Copy out each line containing "background" from the entries below.

::::::

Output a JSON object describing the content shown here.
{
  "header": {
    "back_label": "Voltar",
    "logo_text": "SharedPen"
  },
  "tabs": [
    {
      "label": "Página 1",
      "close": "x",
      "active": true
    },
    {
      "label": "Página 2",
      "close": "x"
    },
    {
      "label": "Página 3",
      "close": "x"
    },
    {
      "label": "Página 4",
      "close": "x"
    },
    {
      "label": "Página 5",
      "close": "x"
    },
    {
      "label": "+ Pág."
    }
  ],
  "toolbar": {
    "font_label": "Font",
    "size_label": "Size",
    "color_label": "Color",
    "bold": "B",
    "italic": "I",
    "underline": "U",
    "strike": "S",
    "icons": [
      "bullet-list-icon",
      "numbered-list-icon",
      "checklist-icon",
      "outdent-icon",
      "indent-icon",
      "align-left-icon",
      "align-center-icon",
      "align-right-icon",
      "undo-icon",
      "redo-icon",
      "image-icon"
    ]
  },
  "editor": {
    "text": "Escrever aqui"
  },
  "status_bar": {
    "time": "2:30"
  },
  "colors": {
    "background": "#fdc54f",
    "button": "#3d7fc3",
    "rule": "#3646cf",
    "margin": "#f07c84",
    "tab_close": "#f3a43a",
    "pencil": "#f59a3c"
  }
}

::::::

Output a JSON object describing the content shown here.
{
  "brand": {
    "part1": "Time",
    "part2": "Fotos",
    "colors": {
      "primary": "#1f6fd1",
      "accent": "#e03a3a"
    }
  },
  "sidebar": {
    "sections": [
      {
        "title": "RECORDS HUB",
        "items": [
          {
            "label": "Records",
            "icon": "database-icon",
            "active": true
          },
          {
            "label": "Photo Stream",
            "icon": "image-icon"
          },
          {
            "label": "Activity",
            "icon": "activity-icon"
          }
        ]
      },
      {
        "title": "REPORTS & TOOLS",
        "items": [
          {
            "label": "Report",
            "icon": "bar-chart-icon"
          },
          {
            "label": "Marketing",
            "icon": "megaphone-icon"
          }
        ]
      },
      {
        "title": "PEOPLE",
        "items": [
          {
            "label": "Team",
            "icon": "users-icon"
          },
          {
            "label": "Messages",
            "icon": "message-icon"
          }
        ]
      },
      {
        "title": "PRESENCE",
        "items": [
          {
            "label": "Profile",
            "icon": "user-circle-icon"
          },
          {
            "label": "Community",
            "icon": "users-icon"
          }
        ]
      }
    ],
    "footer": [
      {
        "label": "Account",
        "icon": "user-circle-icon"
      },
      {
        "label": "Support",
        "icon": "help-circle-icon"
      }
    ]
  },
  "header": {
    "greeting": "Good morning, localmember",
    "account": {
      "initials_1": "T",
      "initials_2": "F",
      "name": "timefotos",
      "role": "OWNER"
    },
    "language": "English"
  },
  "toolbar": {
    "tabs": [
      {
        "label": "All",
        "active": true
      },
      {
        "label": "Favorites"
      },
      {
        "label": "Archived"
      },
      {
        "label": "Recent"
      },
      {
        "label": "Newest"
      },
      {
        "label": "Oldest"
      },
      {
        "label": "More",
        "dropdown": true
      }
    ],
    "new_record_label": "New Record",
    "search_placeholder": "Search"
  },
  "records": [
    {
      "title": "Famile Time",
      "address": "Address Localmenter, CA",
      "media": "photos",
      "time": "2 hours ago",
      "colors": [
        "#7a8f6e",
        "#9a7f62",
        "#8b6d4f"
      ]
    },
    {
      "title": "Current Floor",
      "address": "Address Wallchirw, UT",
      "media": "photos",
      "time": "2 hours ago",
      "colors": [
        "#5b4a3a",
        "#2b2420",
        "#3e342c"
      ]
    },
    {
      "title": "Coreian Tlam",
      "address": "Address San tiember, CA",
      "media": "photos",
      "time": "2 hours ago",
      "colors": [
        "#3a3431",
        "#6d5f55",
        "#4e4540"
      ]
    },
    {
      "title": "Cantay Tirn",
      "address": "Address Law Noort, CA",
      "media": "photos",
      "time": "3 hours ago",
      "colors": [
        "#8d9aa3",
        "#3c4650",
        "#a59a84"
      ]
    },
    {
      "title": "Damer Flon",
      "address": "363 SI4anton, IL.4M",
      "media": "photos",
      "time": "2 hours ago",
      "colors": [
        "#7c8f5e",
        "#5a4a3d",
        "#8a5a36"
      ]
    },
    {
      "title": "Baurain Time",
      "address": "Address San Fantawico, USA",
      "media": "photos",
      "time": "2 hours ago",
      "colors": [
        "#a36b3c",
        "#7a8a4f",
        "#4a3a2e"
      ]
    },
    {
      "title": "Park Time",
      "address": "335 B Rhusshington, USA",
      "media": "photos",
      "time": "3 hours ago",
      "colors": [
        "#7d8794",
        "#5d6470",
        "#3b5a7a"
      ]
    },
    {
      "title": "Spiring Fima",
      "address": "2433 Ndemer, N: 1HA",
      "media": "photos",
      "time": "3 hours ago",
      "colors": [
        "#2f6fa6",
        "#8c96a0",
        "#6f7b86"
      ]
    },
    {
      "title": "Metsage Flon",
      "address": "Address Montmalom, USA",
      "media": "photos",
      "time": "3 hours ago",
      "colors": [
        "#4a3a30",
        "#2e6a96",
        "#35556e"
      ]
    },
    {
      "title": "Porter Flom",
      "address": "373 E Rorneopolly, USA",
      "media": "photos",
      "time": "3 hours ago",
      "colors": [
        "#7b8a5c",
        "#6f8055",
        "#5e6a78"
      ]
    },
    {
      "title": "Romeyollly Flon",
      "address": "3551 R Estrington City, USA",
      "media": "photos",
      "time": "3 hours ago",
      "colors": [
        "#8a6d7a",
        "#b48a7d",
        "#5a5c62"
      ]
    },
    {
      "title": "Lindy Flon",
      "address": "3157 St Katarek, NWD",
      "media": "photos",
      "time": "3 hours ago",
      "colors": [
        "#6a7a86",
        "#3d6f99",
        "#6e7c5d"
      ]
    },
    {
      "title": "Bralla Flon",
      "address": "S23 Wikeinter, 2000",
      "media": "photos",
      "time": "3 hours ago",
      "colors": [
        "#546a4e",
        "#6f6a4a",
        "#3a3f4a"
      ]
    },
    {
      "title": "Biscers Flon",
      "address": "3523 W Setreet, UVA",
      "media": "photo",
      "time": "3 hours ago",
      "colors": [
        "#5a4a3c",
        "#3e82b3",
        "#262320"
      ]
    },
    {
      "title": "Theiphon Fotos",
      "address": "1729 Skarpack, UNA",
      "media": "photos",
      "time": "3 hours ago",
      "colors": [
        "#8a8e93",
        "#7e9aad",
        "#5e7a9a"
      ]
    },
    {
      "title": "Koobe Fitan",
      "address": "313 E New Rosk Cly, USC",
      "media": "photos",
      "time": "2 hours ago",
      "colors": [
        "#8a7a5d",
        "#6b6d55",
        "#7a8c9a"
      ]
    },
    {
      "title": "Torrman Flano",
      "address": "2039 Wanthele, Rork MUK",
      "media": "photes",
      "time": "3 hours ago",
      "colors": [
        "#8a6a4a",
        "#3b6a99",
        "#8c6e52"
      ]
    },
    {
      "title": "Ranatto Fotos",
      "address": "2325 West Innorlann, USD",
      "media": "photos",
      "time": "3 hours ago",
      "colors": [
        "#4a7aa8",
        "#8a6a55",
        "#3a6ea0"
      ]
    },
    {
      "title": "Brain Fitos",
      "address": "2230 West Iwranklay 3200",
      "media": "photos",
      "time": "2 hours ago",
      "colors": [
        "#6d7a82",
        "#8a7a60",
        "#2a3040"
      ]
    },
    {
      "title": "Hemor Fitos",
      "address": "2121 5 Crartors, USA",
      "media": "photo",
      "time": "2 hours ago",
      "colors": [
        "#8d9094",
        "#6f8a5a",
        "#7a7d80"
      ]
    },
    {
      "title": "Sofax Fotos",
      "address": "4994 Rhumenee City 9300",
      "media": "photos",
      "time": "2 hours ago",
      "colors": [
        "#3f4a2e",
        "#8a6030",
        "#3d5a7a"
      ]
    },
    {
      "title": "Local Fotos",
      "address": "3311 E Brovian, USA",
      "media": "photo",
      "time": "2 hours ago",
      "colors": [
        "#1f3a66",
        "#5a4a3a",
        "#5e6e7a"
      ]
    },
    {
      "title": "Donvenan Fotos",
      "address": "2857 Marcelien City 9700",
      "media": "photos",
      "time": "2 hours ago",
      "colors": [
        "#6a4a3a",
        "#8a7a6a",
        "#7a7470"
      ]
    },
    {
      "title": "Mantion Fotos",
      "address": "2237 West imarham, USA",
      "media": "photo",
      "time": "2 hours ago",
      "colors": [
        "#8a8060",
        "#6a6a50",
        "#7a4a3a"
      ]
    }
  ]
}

::::::

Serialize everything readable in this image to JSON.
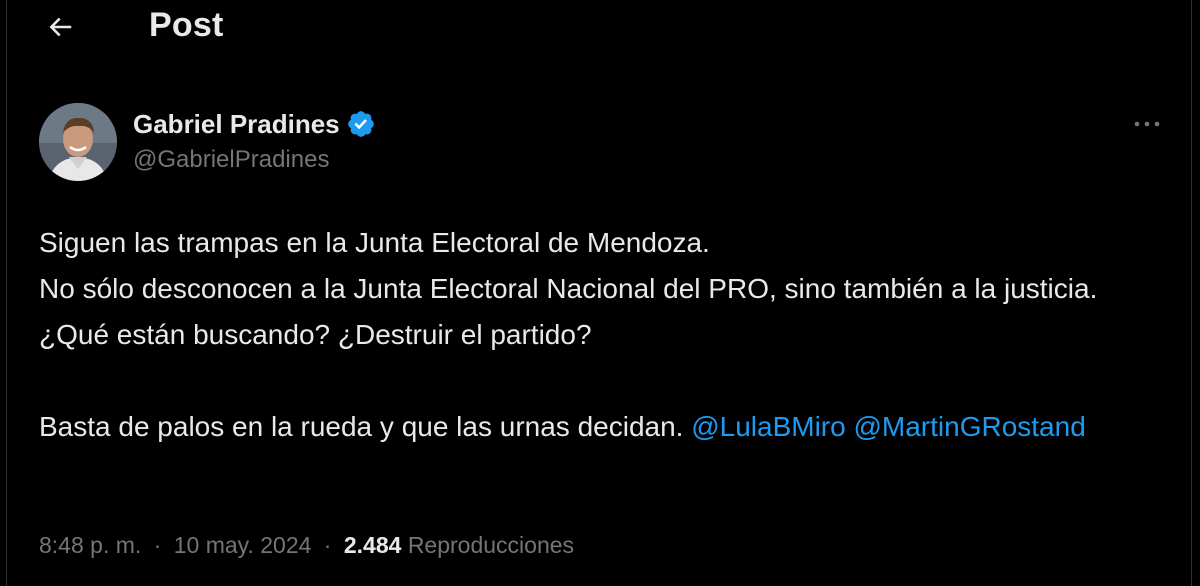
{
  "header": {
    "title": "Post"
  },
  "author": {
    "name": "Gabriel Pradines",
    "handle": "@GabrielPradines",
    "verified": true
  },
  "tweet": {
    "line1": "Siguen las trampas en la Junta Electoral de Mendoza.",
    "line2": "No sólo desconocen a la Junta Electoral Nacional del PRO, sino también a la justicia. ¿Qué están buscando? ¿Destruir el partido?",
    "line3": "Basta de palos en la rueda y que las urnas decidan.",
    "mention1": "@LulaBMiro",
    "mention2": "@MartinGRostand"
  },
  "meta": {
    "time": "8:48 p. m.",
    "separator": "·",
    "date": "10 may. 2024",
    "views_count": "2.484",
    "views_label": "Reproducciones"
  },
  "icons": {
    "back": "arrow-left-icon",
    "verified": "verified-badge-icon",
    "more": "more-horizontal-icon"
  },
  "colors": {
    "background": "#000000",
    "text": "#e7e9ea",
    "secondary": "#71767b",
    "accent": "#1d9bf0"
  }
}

::::::

## Output of the task
    "background": "#fdc54f",
    "background": "#000000",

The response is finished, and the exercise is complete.